Work instructions: Copy the listing below in full and skip every picture.

Task material:
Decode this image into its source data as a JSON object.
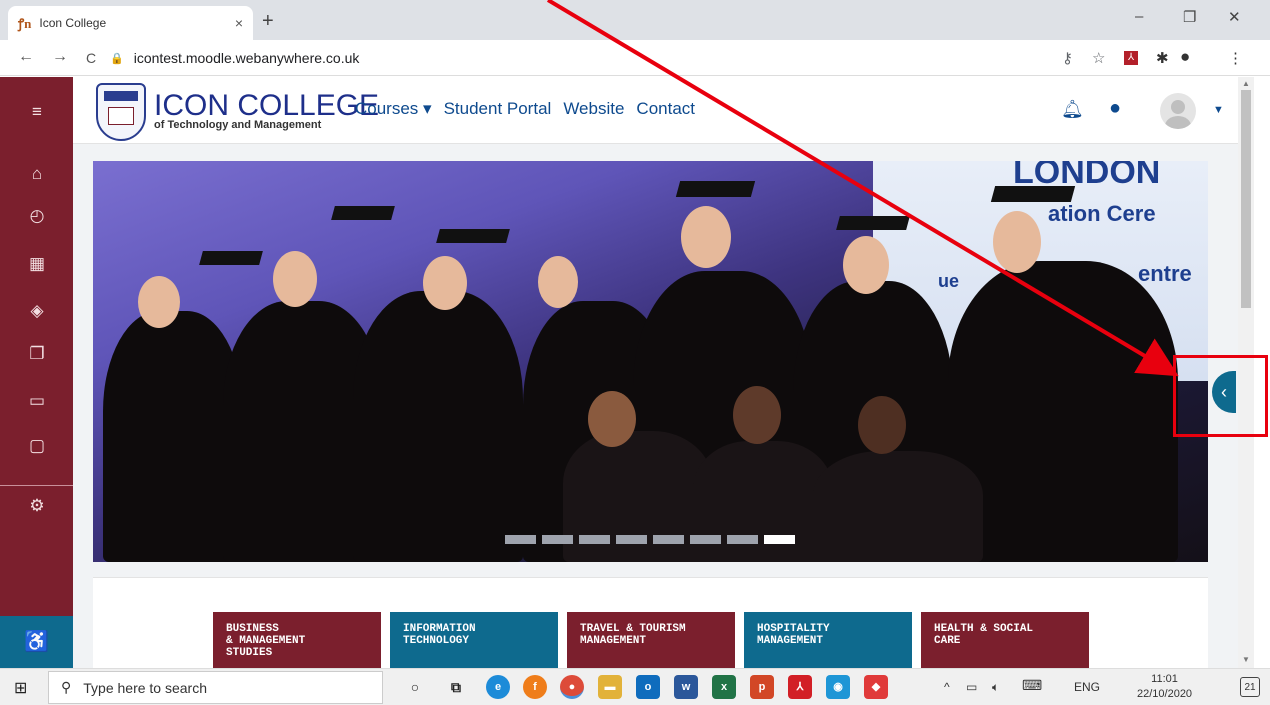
{
  "browser": {
    "tab_title": "Icon College",
    "tab_favicon": "ꝭn",
    "close_tab": "×",
    "new_tab": "+",
    "url": "icontest.moodle.webanywhere.co.uk",
    "window_controls": {
      "minimize": "–",
      "restore": "❐",
      "close": "✕"
    },
    "nav": {
      "back": "←",
      "forward": "→",
      "reload": "C"
    }
  },
  "header": {
    "logo_title": "ICON COLLEGE",
    "logo_subtitle": "of Technology and Management",
    "nav_items": [
      {
        "label": "Courses ▾"
      },
      {
        "label": "Student Portal"
      },
      {
        "label": "Website"
      },
      {
        "label": "Contact"
      }
    ]
  },
  "hero": {
    "banner_text_1": "LONDON",
    "banner_text_2": "ation Cere",
    "banner_text_3": "ue",
    "banner_text_4": "entre",
    "slides_total": 8,
    "active_slide": 8
  },
  "drawer_toggle": "‹",
  "tiles": [
    {
      "label": "BUSINESS\n& MANAGEMENT\nSTUDIES",
      "color": "#7b1f2d"
    },
    {
      "label": "INFORMATION\nTECHNOLOGY",
      "color": "#0e6a8e"
    },
    {
      "label": "TRAVEL & TOURISM\nMANAGEMENT",
      "color": "#7b1f2d"
    },
    {
      "label": "HOSPITALITY\nMANAGEMENT",
      "color": "#0e6a8e"
    },
    {
      "label": "HEALTH & SOCIAL\nCARE",
      "color": "#7b1f2d"
    }
  ],
  "taskbar": {
    "search_placeholder": "Type here to search",
    "language": "ENG",
    "time": "11:01",
    "date": "22/10/2020",
    "notifications": "21"
  },
  "colors": {
    "maroon": "#7b1f2d",
    "teal": "#0e6a8e",
    "annotation": "#e8000e"
  }
}
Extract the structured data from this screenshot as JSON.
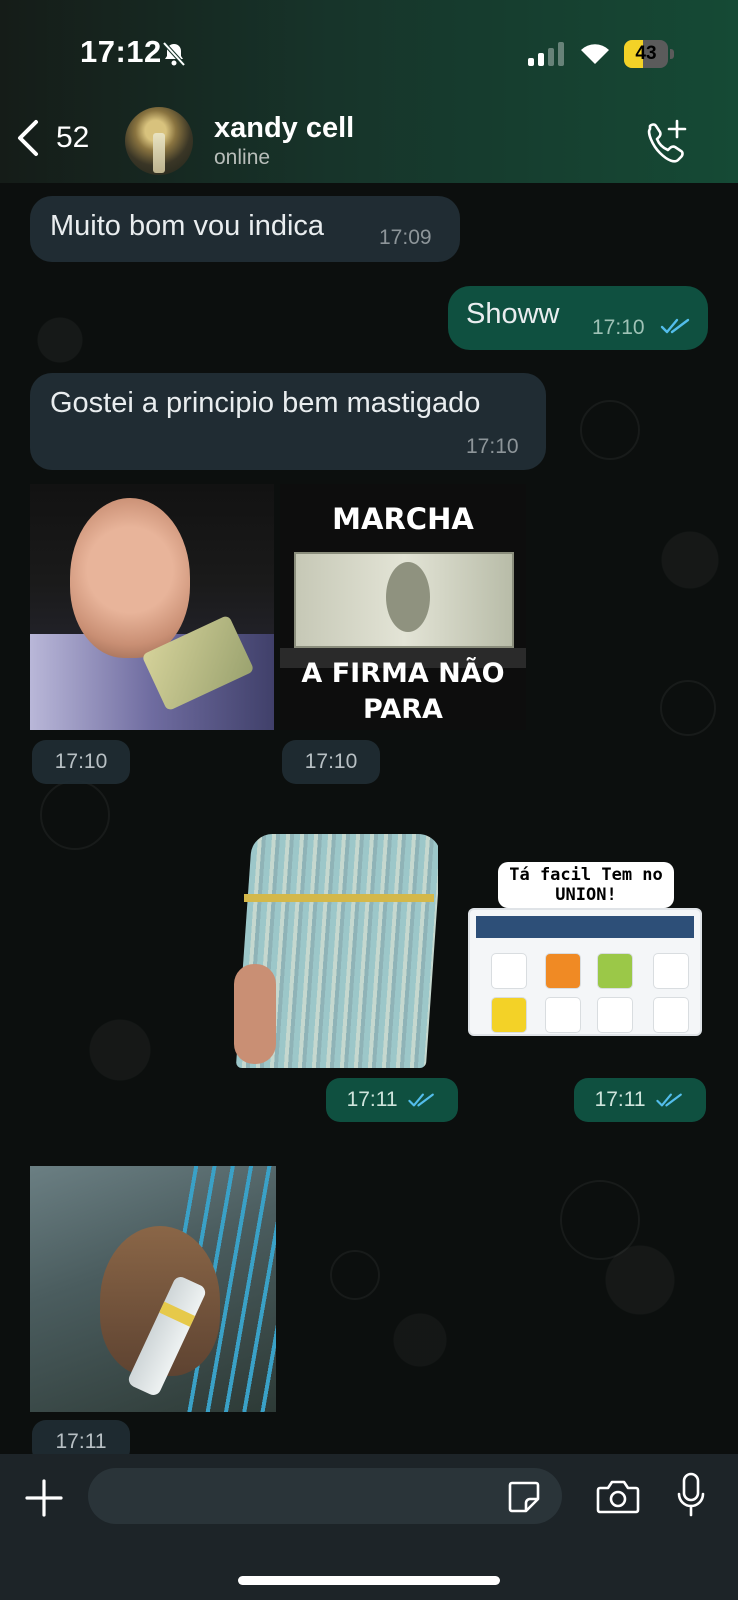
{
  "status_bar": {
    "time": "17:12",
    "battery": "43",
    "battery_level": 0.43,
    "signal_bars": 2
  },
  "header": {
    "back_count": "52",
    "contact_name": "xandy cell",
    "contact_status": "online"
  },
  "messages": [
    {
      "direction": "incoming",
      "type": "text",
      "text": "Muito bom vou indica",
      "time": "17:09"
    },
    {
      "direction": "outgoing",
      "type": "text",
      "text": "Showw",
      "time": "17:10",
      "read": true
    },
    {
      "direction": "incoming",
      "type": "text",
      "text": "Gostei a principio bem mastigado",
      "time": "17:10"
    },
    {
      "direction": "incoming",
      "type": "sticker",
      "time": "17:10"
    },
    {
      "direction": "incoming",
      "type": "sticker",
      "sticker_text_top": "MARCHA",
      "sticker_text_bottom": "A FIRMA NÃO PARA",
      "time": "17:10"
    },
    {
      "direction": "outgoing",
      "type": "sticker",
      "time": "17:11",
      "read": true
    },
    {
      "direction": "outgoing",
      "type": "sticker",
      "sticker_text": "Tá facil Tem no UNION!",
      "time": "17:11",
      "read": true
    },
    {
      "direction": "incoming",
      "type": "sticker",
      "time": "17:11"
    }
  ],
  "composer": {
    "value": ""
  },
  "colors": {
    "incoming_bubble": "#202c33",
    "outgoing_bubble": "#0f5040",
    "read_ticks": "#53bdeb",
    "header_gradient_end": "#154a35"
  },
  "icons": {
    "back": "chevron-left-icon",
    "call": "add-call-icon",
    "attach": "plus-icon",
    "sticker": "sticker-icon",
    "camera": "camera-icon",
    "mic": "microphone-icon",
    "silent": "bell-slash-icon"
  }
}
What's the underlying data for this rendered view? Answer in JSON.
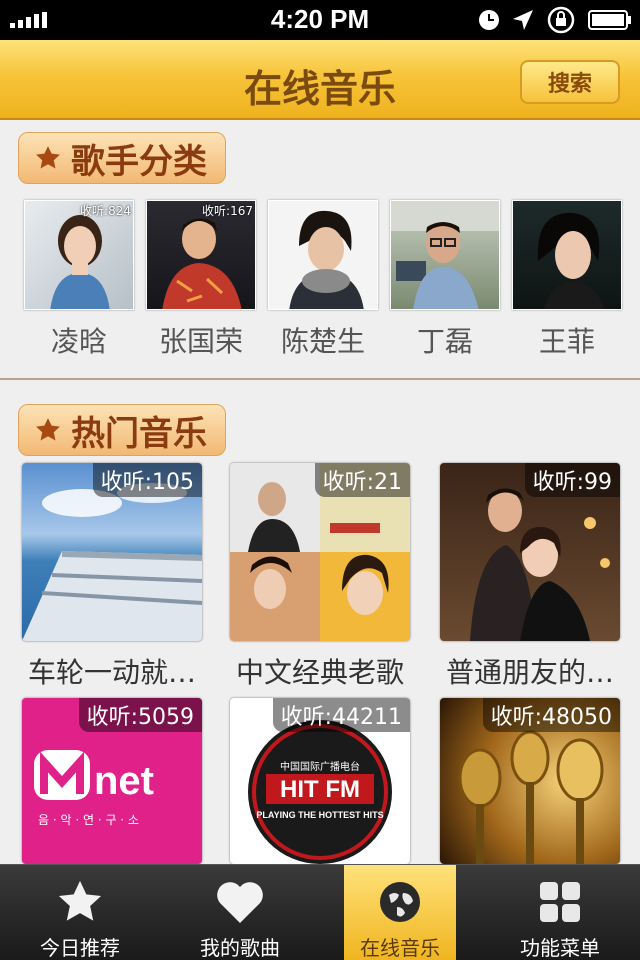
{
  "status_bar": {
    "time": "4:20 PM"
  },
  "nav": {
    "title": "在线音乐",
    "search_label": "搜索"
  },
  "sections": {
    "singers_title": "歌手分类",
    "hot_title": "热门音乐"
  },
  "singers": [
    {
      "name": "凌晗",
      "listens": "收听:824"
    },
    {
      "name": "张国荣",
      "listens": "收听:167"
    },
    {
      "name": "陈楚生",
      "listens": ""
    },
    {
      "name": "丁磊",
      "listens": ""
    },
    {
      "name": "王菲",
      "listens": ""
    }
  ],
  "hot_music": [
    {
      "title": "车轮一动就…",
      "count": "收听:105"
    },
    {
      "title": "中文经典老歌",
      "count": "收听:21"
    },
    {
      "title": "普通朋友的…",
      "count": "收听:99"
    },
    {
      "title": "",
      "count": "收听:5059",
      "logo_main": "net",
      "logo_sub": "음 · 악 · 연 · 구 · 소"
    },
    {
      "title": "",
      "count": "收听:44211",
      "logo_top": "中国国际广播电台",
      "logo_main": "HIT FM",
      "logo_sub": "PLAYING THE HOTTEST HITS"
    },
    {
      "title": "",
      "count": "收听:48050"
    }
  ],
  "tabs": [
    {
      "label": "今日推荐",
      "icon": "star-icon"
    },
    {
      "label": "我的歌曲",
      "icon": "heart-icon"
    },
    {
      "label": "在线音乐",
      "icon": "globe-icon",
      "active": true
    },
    {
      "label": "功能菜单",
      "icon": "grid-icon"
    }
  ],
  "colors": {
    "accent": "#f7c43a",
    "title_brown": "#7a4a0e",
    "section_text": "#8a3c10"
  }
}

Full output:
Decode this image into its source data as a JSON object.
{
  "browser": {
    "tab_title": "Icon College",
    "tab_favicon": "ꝭn",
    "close_tab": "×",
    "new_tab": "+",
    "url": "icontest.moodle.webanywhere.co.uk",
    "window_controls": {
      "minimize": "–",
      "restore": "❐",
      "close": "✕"
    },
    "nav": {
      "back": "←",
      "forward": "→",
      "reload": "C"
    }
  },
  "header": {
    "logo_title": "ICON COLLEGE",
    "logo_subtitle": "of Technology and Management",
    "nav_items": [
      {
        "label": "Courses ▾"
      },
      {
        "label": "Student Portal"
      },
      {
        "label": "Website"
      },
      {
        "label": "Contact"
      }
    ]
  },
  "hero": {
    "banner_text_1": "LONDON",
    "banner_text_2": "ation Cere",
    "banner_text_3": "ue",
    "banner_text_4": "entre",
    "slides_total": 8,
    "active_slide": 8
  },
  "drawer_toggle": "‹",
  "tiles": [
    {
      "label": "BUSINESS\n& MANAGEMENT\nSTUDIES",
      "color": "#7b1f2d"
    },
    {
      "label": "INFORMATION\nTECHNOLOGY",
      "color": "#0e6a8e"
    },
    {
      "label": "TRAVEL & TOURISM\nMANAGEMENT",
      "color": "#7b1f2d"
    },
    {
      "label": "HOSPITALITY\nMANAGEMENT",
      "color": "#0e6a8e"
    },
    {
      "label": "HEALTH & SOCIAL\nCARE",
      "color": "#7b1f2d"
    }
  ],
  "taskbar": {
    "search_placeholder": "Type here to search",
    "language": "ENG",
    "time": "11:01",
    "date": "22/10/2020",
    "notifications": "21"
  },
  "colors": {
    "maroon": "#7b1f2d",
    "teal": "#0e6a8e",
    "annotation": "#e8000e"
  }
}
Extract the structured data from this screenshot as JSON.
{
  "status_bar": {
    "time": "17:12",
    "battery": "43",
    "battery_level": 0.43,
    "signal_bars": 2
  },
  "header": {
    "back_count": "52",
    "contact_name": "xandy cell",
    "contact_status": "online"
  },
  "messages": [
    {
      "direction": "incoming",
      "type": "text",
      "text": "Muito bom vou indica",
      "time": "17:09"
    },
    {
      "direction": "outgoing",
      "type": "text",
      "text": "Showw",
      "time": "17:10",
      "read": true
    },
    {
      "direction": "incoming",
      "type": "text",
      "text": "Gostei a principio bem mastigado",
      "time": "17:10"
    },
    {
      "direction": "incoming",
      "type": "sticker",
      "time": "17:10"
    },
    {
      "direction": "incoming",
      "type": "sticker",
      "sticker_text_top": "MARCHA",
      "sticker_text_bottom": "A FIRMA NÃO PARA",
      "time": "17:10"
    },
    {
      "direction": "outgoing",
      "type": "sticker",
      "time": "17:11",
      "read": true
    },
    {
      "direction": "outgoing",
      "type": "sticker",
      "sticker_text": "Tá facil Tem no UNION!",
      "time": "17:11",
      "read": true
    },
    {
      "direction": "incoming",
      "type": "sticker",
      "time": "17:11"
    }
  ],
  "composer": {
    "value": ""
  },
  "colors": {
    "incoming_bubble": "#202c33",
    "outgoing_bubble": "#0f5040",
    "read_ticks": "#53bdeb",
    "header_gradient_end": "#154a35"
  },
  "icons": {
    "back": "chevron-left-icon",
    "call": "add-call-icon",
    "attach": "plus-icon",
    "sticker": "sticker-icon",
    "camera": "camera-icon",
    "mic": "microphone-icon",
    "silent": "bell-slash-icon"
  }
}
What's the underlying data for this rendered view? Answer in JSON.
{
  "status_bar": {
    "time": "4:20 PM"
  },
  "nav": {
    "title": "在线音乐",
    "search_label": "搜索"
  },
  "sections": {
    "singers_title": "歌手分类",
    "hot_title": "热门音乐"
  },
  "singers": [
    {
      "name": "凌晗",
      "listens": "收听:824"
    },
    {
      "name": "张国荣",
      "listens": "收听:167"
    },
    {
      "name": "陈楚生",
      "listens": ""
    },
    {
      "name": "丁磊",
      "listens": ""
    },
    {
      "name": "王菲",
      "listens": ""
    }
  ],
  "hot_music": [
    {
      "title": "车轮一动就…",
      "count": "收听:105"
    },
    {
      "title": "中文经典老歌",
      "count": "收听:21"
    },
    {
      "title": "普通朋友的…",
      "count": "收听:99"
    },
    {
      "title": "",
      "count": "收听:5059",
      "logo_main": "net",
      "logo_sub": "음 · 악 · 연 · 구 · 소"
    },
    {
      "title": "",
      "count": "收听:44211",
      "logo_top": "中国国际广播电台",
      "logo_main": "HIT FM",
      "logo_sub": "PLAYING THE HOTTEST HITS"
    },
    {
      "title": "",
      "count": "收听:48050"
    }
  ],
  "tabs": [
    {
      "label": "今日推荐",
      "icon": "star-icon"
    },
    {
      "label": "我的歌曲",
      "icon": "heart-icon"
    },
    {
      "label": "在线音乐",
      "icon": "globe-icon",
      "active": true
    },
    {
      "label": "功能菜单",
      "icon": "grid-icon"
    }
  ],
  "colors": {
    "accent": "#f7c43a",
    "title_brown": "#7a4a0e",
    "section_text": "#8a3c10"
  }
}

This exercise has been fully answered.